==== MATERIALS PROVIDED

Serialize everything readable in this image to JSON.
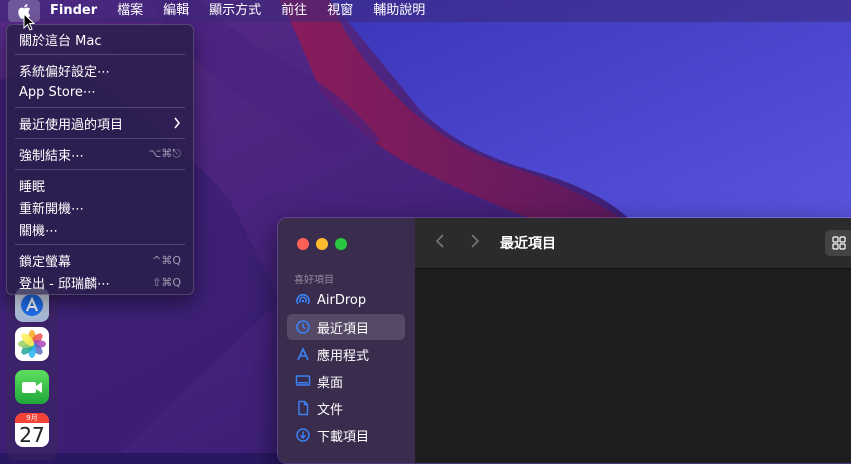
{
  "menubar": {
    "app_name": "Finder",
    "items": [
      "檔案",
      "編輯",
      "顯示方式",
      "前往",
      "視窗",
      "輔助說明"
    ]
  },
  "apple_menu": {
    "about": "關於這台 Mac",
    "system_prefs": "系統偏好設定⋯",
    "app_store": "App Store⋯",
    "recent_items": "最近使用過的項目",
    "force_quit": "強制結束⋯",
    "force_quit_shortcut": "⌥⌘⎋",
    "sleep": "睡眠",
    "restart": "重新開機⋯",
    "shutdown": "關機⋯",
    "lock_screen": "鎖定螢幕",
    "lock_screen_shortcut": "^⌘Q",
    "logout": "登出 - 邱瑞麟⋯",
    "logout_shortcut": "⇧⌘Q"
  },
  "dock": {
    "calendar_month": "9月",
    "calendar_day": "27"
  },
  "finder": {
    "title": "最近項目",
    "sidebar_heading": "喜好項目",
    "sidebar_items": [
      {
        "label": "AirDrop",
        "icon": "airdrop-icon"
      },
      {
        "label": "最近項目",
        "icon": "clock-icon"
      },
      {
        "label": "應用程式",
        "icon": "applications-icon"
      },
      {
        "label": "桌面",
        "icon": "desktop-icon"
      },
      {
        "label": "文件",
        "icon": "document-icon"
      },
      {
        "label": "下載項目",
        "icon": "download-icon"
      }
    ]
  },
  "colors": {
    "accent": "#3b82f6",
    "close": "#ff5f57",
    "minimize": "#febc2e",
    "zoom": "#28c840"
  }
}
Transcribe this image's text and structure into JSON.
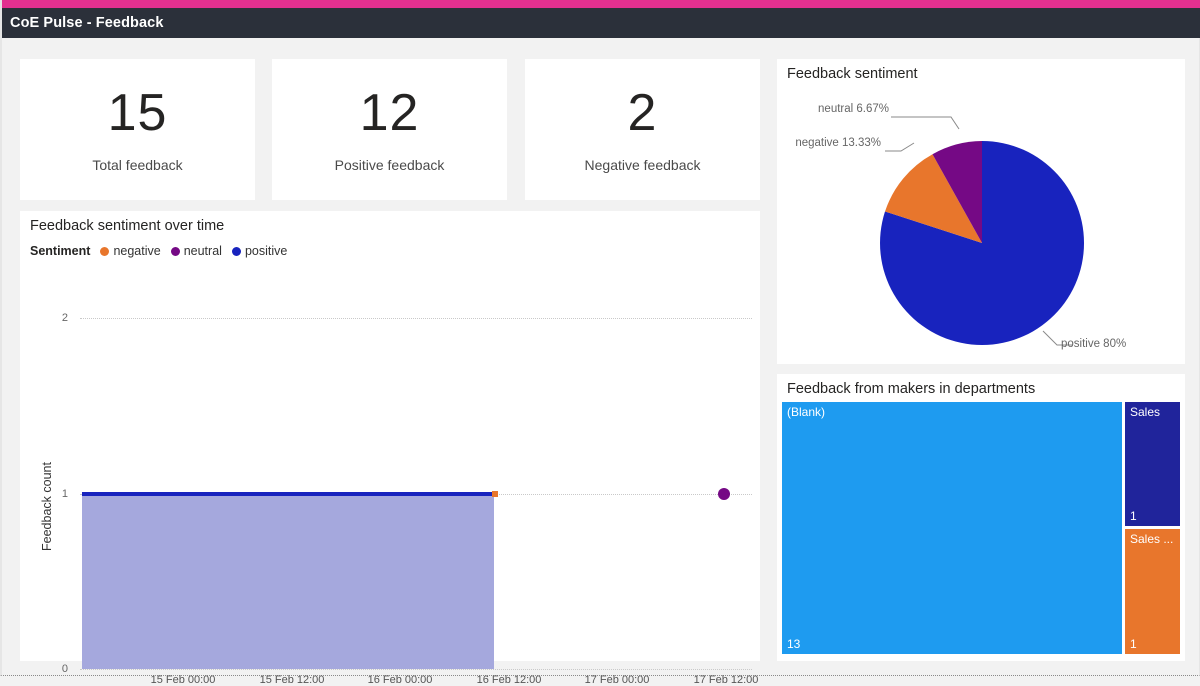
{
  "app": {
    "title": "CoE Pulse - Feedback",
    "accent_color": "#e3308f",
    "titlebar_color": "#2b303a",
    "background_color": "#f2f2f2"
  },
  "kpis": [
    {
      "value": "15",
      "label": "Total feedback"
    },
    {
      "value": "12",
      "label": "Positive feedback"
    },
    {
      "value": "2",
      "label": "Negative feedback"
    }
  ],
  "colors": {
    "negative": "#e8762c",
    "neutral": "#750985",
    "positive": "#1823be",
    "area_fill": "#a5a8dd",
    "treemap_blank": "#1e9bf0",
    "treemap_sales": "#20249b",
    "treemap_sales_other": "#e8762c"
  },
  "line_chart": {
    "title": "Feedback sentiment over time",
    "legend_title": "Sentiment",
    "legend": [
      {
        "label": "negative",
        "color": "#e8762c"
      },
      {
        "label": "neutral",
        "color": "#750985"
      },
      {
        "label": "positive",
        "color": "#1823be"
      }
    ]
  },
  "pie_chart": {
    "title": "Feedback sentiment"
  },
  "treemap": {
    "title": "Feedback from makers in departments"
  },
  "chart_data": [
    {
      "type": "area",
      "title": "Feedback sentiment over time",
      "xlabel": "",
      "ylabel": "Feedback count",
      "ylim": [
        0,
        2
      ],
      "yticks": [
        0,
        1,
        2
      ],
      "ytick_labels": [
        "0",
        "1",
        "2"
      ],
      "xtick_labels": [
        "15 Feb 00:00",
        "15 Feb 12:00",
        "16 Feb 00:00",
        "16 Feb 12:00",
        "17 Feb 00:00",
        "17 Feb 12:00"
      ],
      "grid": true,
      "legend_position": "top-left",
      "series": [
        {
          "name": "positive",
          "color": "#1823be",
          "x": [
            "14 Feb 18:00",
            "16 Feb 12:00"
          ],
          "values": [
            1,
            1
          ]
        },
        {
          "name": "negative",
          "color": "#e8762c",
          "x": [
            "16 Feb 12:00"
          ],
          "values": [
            1
          ]
        },
        {
          "name": "neutral",
          "color": "#750985",
          "x": [
            "17 Feb 12:00"
          ],
          "values": [
            1
          ]
        }
      ]
    },
    {
      "type": "pie",
      "title": "Feedback sentiment",
      "labels": [
        "positive",
        "negative",
        "neutral"
      ],
      "values": [
        80,
        13.33,
        6.67
      ],
      "value_suffix": "%",
      "colors": [
        "#1823be",
        "#e8762c",
        "#750985"
      ],
      "annotations": [
        "positive 80%",
        "negative 13.33%",
        "neutral 6.67%"
      ],
      "legend_position": "none"
    },
    {
      "type": "treemap",
      "title": "Feedback from makers in departments",
      "labels": [
        "(Blank)",
        "Sales",
        "Sales ..."
      ],
      "values": [
        13,
        1,
        1
      ],
      "colors": [
        "#1e9bf0",
        "#20249b",
        "#e8762c"
      ]
    }
  ],
  "pie_labels": {
    "neutral": "neutral 6.67%",
    "negative": "negative 13.33%",
    "positive": "positive 80%"
  },
  "treemap_tiles": [
    {
      "name": "(Blank)",
      "value": "13"
    },
    {
      "name": "Sales",
      "value": "1"
    },
    {
      "name": "Sales ...",
      "value": "1"
    }
  ],
  "axis": {
    "y_title": "Feedback count",
    "y_ticks": [
      "2",
      "1",
      "0"
    ],
    "x_ticks": [
      "15 Feb 00:00",
      "15 Feb 12:00",
      "16 Feb 00:00",
      "16 Feb 12:00",
      "17 Feb 00:00",
      "17 Feb 12:00"
    ]
  }
}
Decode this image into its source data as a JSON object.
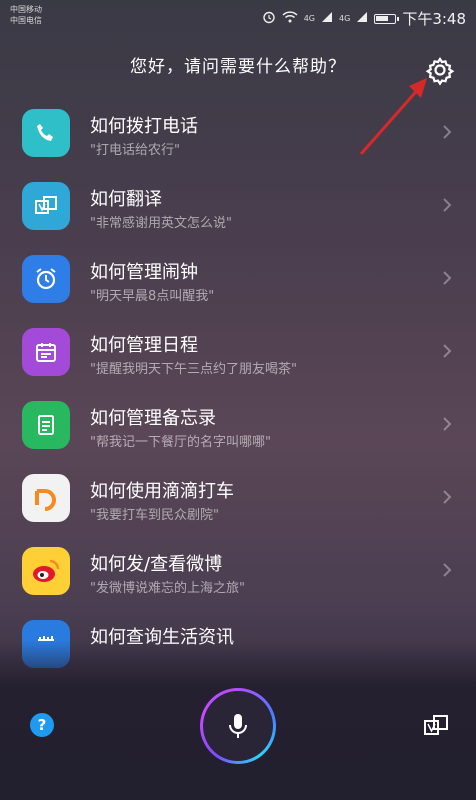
{
  "status_bar": {
    "carrier1": "中国移动",
    "carrier2": "中国电信",
    "net_label_1": "4G",
    "net_label_2": "4G",
    "time": "下午3:48"
  },
  "header": {
    "greeting": "您好，请问需要什么帮助？"
  },
  "colors": {
    "phone": "#2fbfc9",
    "translate": "#2fa8d8",
    "alarm": "#2f7de6",
    "calendar": "#a44ad8",
    "memo": "#28b85f",
    "didi": "#f2f2f2",
    "weibo": "#ffd035",
    "news": "#2a7be0",
    "arrow": "#d62a2a"
  },
  "items": [
    {
      "title": "如何拨打电话",
      "sub": "\"打电话给农行\"",
      "icon": "phone-icon"
    },
    {
      "title": "如何翻译",
      "sub": "\"非常感谢用英文怎么说\"",
      "icon": "translate-icon"
    },
    {
      "title": "如何管理闹钟",
      "sub": "\"明天早晨8点叫醒我\"",
      "icon": "alarm-clock-icon"
    },
    {
      "title": "如何管理日程",
      "sub": "\"提醒我明天下午三点约了朋友喝茶\"",
      "icon": "calendar-icon"
    },
    {
      "title": "如何管理备忘录",
      "sub": "\"帮我记一下餐厅的名字叫哪哪\"",
      "icon": "memo-icon"
    },
    {
      "title": "如何使用滴滴打车",
      "sub": "\"我要打车到民众剧院\"",
      "icon": "didi-icon"
    },
    {
      "title": "如何发/查看微博",
      "sub": "\"发微博说难忘的上海之旅\"",
      "icon": "weibo-icon"
    },
    {
      "title": "如何查询生活资讯",
      "sub": "",
      "icon": "news-icon"
    }
  ],
  "bottom": {
    "help_label": "?"
  }
}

========

» WHAT YOU ARE ASKED TO DO
In the listing, find all lines with the string "into" and copy them.

» FINISHED EXERCISE
Transcribe this image's text and structure into JSON.
Decode this image into its source data as a JSON object.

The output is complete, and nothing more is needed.